### WORK ORDER
Go through the data below and gather each line containing "JSON".

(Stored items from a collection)
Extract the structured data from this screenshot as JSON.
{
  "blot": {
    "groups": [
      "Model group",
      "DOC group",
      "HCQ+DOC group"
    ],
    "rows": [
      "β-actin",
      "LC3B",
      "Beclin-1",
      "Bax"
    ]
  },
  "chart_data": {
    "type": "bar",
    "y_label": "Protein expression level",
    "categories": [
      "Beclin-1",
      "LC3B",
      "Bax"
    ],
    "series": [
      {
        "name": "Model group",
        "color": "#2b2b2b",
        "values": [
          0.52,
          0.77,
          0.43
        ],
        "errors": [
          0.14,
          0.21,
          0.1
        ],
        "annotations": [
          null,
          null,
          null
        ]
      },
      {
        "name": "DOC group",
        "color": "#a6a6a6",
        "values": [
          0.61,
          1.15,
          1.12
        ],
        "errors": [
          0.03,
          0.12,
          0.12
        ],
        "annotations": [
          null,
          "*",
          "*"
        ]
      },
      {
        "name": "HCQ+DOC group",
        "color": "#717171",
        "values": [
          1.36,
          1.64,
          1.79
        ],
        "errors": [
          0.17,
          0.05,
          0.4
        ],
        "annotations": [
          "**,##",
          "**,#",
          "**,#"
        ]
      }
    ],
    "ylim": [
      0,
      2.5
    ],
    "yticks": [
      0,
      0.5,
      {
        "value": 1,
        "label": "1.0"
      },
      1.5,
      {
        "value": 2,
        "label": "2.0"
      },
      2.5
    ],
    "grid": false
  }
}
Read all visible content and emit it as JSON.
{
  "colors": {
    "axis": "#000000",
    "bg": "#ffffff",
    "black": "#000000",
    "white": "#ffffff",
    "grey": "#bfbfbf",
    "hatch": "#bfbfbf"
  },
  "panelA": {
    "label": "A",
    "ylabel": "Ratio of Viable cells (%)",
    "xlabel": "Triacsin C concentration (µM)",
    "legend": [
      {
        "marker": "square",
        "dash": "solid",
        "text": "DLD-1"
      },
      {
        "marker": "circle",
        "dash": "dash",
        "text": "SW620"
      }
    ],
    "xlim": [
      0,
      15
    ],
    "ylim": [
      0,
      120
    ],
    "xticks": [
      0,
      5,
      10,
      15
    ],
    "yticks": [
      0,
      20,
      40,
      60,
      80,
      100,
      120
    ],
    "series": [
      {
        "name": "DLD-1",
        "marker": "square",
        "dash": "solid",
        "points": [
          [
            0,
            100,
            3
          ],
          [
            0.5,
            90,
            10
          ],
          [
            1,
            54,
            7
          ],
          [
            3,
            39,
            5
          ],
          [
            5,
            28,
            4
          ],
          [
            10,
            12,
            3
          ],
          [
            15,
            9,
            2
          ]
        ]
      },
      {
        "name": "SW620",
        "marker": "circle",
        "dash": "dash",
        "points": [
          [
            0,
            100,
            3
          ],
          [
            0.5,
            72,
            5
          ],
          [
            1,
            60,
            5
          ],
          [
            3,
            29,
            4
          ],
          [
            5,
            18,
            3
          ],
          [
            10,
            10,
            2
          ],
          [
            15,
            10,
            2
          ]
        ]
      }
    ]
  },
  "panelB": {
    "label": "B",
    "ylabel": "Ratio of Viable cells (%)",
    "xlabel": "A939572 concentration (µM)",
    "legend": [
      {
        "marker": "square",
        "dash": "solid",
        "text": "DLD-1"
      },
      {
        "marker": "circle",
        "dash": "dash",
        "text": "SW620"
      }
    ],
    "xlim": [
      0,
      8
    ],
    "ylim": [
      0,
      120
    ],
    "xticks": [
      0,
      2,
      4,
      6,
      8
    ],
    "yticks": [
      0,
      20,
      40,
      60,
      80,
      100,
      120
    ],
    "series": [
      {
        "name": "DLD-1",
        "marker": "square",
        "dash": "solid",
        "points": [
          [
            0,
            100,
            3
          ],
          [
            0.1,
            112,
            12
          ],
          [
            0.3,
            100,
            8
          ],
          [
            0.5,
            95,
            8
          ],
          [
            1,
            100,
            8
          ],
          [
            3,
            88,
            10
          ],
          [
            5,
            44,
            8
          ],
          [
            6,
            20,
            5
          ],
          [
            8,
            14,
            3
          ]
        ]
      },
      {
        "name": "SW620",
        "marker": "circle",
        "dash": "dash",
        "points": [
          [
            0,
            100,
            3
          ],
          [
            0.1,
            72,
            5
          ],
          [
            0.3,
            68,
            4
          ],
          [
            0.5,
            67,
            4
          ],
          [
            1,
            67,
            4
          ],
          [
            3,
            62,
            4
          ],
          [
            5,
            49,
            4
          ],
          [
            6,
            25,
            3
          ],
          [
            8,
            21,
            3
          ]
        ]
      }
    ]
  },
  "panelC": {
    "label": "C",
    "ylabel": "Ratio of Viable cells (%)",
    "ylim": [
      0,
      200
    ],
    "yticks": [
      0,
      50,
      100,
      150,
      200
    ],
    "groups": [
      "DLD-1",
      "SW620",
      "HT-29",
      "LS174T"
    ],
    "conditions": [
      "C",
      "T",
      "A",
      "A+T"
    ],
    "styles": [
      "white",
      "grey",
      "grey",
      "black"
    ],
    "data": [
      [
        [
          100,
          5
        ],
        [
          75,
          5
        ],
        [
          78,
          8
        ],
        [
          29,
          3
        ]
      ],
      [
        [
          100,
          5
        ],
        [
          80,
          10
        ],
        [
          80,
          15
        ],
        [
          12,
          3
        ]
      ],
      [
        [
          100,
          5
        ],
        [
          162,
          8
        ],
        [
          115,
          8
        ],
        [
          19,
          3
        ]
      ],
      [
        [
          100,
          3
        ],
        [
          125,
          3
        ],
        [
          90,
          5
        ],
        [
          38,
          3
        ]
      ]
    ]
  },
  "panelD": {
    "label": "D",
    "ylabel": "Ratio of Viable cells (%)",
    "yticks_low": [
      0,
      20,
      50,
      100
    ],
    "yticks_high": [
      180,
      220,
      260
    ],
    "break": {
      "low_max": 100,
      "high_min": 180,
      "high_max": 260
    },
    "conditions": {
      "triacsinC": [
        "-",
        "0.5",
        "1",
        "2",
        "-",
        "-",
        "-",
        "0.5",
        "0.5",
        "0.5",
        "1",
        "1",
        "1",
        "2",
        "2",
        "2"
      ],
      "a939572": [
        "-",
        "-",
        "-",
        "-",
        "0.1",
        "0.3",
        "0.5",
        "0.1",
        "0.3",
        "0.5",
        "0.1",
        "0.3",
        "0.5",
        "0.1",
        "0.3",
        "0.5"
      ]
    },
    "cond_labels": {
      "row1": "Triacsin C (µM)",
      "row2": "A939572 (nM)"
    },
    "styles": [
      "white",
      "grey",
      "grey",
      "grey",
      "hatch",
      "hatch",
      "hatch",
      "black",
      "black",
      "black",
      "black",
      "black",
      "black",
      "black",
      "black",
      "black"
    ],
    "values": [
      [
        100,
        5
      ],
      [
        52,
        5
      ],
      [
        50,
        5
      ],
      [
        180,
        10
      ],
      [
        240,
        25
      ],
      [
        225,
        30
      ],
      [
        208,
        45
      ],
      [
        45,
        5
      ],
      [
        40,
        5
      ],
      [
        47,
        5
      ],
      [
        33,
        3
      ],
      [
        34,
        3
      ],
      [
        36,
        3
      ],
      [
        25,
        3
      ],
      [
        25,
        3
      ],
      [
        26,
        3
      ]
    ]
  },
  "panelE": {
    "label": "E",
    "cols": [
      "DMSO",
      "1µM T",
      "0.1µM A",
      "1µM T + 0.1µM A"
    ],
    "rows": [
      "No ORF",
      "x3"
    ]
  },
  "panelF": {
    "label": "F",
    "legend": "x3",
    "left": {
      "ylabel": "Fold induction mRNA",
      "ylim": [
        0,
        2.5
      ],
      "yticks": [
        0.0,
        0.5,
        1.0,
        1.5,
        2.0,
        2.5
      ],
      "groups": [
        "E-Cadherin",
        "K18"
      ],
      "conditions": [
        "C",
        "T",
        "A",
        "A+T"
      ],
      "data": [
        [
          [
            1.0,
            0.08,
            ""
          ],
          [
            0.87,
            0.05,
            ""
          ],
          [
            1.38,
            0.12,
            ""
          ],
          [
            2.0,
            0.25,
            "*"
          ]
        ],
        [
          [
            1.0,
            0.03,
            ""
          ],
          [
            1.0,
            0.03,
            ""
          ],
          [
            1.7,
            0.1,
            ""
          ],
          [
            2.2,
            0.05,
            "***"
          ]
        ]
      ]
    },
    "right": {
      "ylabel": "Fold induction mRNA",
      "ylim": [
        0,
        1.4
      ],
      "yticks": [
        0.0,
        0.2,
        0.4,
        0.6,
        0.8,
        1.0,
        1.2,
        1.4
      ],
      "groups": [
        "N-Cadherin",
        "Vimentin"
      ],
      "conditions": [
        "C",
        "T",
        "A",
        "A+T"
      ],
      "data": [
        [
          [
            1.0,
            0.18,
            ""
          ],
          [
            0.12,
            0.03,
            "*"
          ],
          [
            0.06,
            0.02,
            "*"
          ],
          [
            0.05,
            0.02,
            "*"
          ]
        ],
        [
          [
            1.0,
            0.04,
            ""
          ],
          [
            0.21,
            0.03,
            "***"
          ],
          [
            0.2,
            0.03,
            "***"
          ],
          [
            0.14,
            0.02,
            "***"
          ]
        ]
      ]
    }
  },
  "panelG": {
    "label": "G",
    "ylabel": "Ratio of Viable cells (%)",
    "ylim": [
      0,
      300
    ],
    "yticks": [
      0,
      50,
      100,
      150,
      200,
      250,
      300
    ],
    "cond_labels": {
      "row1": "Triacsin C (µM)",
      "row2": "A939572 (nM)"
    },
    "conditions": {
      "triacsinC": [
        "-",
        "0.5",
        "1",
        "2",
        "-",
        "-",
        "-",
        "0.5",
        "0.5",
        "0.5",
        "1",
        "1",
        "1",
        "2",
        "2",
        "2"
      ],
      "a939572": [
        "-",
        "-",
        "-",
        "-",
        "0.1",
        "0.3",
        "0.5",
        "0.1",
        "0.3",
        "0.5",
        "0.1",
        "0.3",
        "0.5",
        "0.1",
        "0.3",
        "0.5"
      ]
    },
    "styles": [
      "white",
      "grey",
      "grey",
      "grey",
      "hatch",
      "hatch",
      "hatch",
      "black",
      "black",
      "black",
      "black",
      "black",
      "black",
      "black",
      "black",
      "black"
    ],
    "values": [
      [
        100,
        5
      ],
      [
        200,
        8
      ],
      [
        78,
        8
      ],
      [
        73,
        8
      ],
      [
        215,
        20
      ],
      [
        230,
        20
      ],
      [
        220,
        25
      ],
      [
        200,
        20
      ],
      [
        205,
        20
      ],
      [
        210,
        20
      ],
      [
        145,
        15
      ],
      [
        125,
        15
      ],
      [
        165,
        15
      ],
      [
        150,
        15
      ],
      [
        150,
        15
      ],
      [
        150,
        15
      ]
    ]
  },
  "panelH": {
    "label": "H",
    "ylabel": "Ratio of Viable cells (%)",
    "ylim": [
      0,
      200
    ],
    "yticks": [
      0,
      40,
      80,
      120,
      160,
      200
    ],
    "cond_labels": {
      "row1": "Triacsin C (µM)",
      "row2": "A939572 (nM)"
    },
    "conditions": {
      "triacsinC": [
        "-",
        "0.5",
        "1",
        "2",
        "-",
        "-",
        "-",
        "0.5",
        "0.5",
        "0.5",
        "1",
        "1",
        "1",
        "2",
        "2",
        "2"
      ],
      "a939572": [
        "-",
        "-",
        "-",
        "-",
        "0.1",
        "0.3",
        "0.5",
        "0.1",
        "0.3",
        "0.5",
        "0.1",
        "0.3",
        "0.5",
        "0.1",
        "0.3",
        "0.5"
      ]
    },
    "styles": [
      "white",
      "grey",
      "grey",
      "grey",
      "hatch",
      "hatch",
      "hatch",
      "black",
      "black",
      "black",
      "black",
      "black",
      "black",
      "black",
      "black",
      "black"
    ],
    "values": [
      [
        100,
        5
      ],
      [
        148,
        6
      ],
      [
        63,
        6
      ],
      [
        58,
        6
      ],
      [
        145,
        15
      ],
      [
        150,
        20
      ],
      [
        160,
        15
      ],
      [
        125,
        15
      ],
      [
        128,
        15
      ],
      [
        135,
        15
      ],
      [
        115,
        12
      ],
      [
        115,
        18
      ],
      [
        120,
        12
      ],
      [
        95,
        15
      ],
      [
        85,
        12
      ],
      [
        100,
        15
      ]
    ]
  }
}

### ANSWER TO THIS PROBLEM
Extract the structured data from this screenshot as JSON.
Read all visible content and emit it as JSON.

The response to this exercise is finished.